- **Do this**:
Repeat the records below exactly, leaving out every picture.

^^^^^^^^^^^^^^^^

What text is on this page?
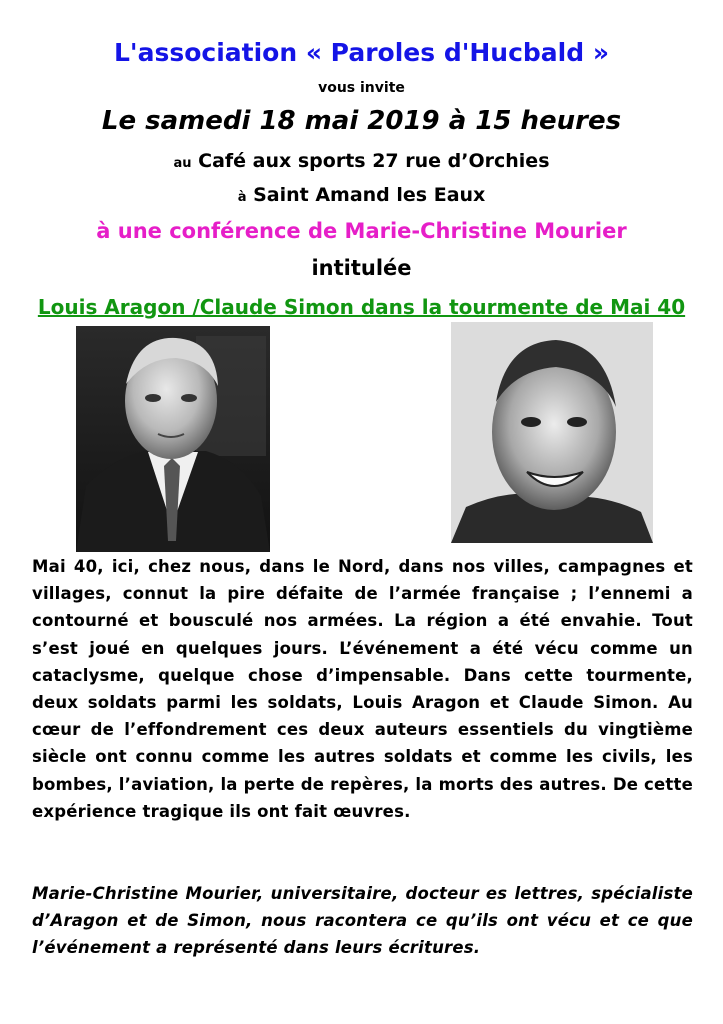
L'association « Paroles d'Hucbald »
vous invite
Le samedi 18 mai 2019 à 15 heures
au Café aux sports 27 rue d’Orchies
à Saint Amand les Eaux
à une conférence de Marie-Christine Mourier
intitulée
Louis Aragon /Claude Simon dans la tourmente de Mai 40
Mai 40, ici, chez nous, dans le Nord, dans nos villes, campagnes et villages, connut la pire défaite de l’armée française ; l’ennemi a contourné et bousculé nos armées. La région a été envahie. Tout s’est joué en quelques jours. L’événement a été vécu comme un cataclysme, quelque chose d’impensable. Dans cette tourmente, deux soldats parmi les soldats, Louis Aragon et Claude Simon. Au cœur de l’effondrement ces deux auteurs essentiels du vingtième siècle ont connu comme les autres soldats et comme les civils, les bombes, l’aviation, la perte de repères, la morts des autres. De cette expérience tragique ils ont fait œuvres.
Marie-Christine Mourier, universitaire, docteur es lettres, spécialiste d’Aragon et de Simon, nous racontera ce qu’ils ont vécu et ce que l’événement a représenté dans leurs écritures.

^^^^^^^^^^^^^^^^

- **Result of this exercise**:
What text is on this page?
L'association « Paroles d'Hucbald »
vous invite
Le samedi 18 mai 2019 à 15 heures
au Café aux sports 27 rue d’Orchies
à Saint Amand les Eaux
à une conférence de Marie-Christine Mourier
intitulée
Louis Aragon /Claude Simon dans la tourmente de Mai 40
Mai 40, ici, chez nous, dans le Nord, dans nos villes, campagnes et villages, connut la pire défaite de l’armée française ; l’ennemi a contourné et bousculé nos armées. La région a été envahie. Tout s’est joué en quelques jours. L’événement a été vécu comme un cataclysme, quelque chose d’impensable. Dans cette tourmente, deux soldats parmi les soldats, Louis Aragon et Claude Simon. Au cœur de l’effondrement ces deux auteurs essentiels du vingtième siècle ont connu comme les autres soldats et comme les civils, les bombes, l’aviation, la perte de repères, la morts des autres. De cette expérience tragique ils ont fait œuvres.
Marie-Christine Mourier, universitaire, docteur es lettres, spécialiste d’Aragon et de Simon, nous racontera ce qu’ils ont vécu et ce que l’événement a représenté dans leurs écritures.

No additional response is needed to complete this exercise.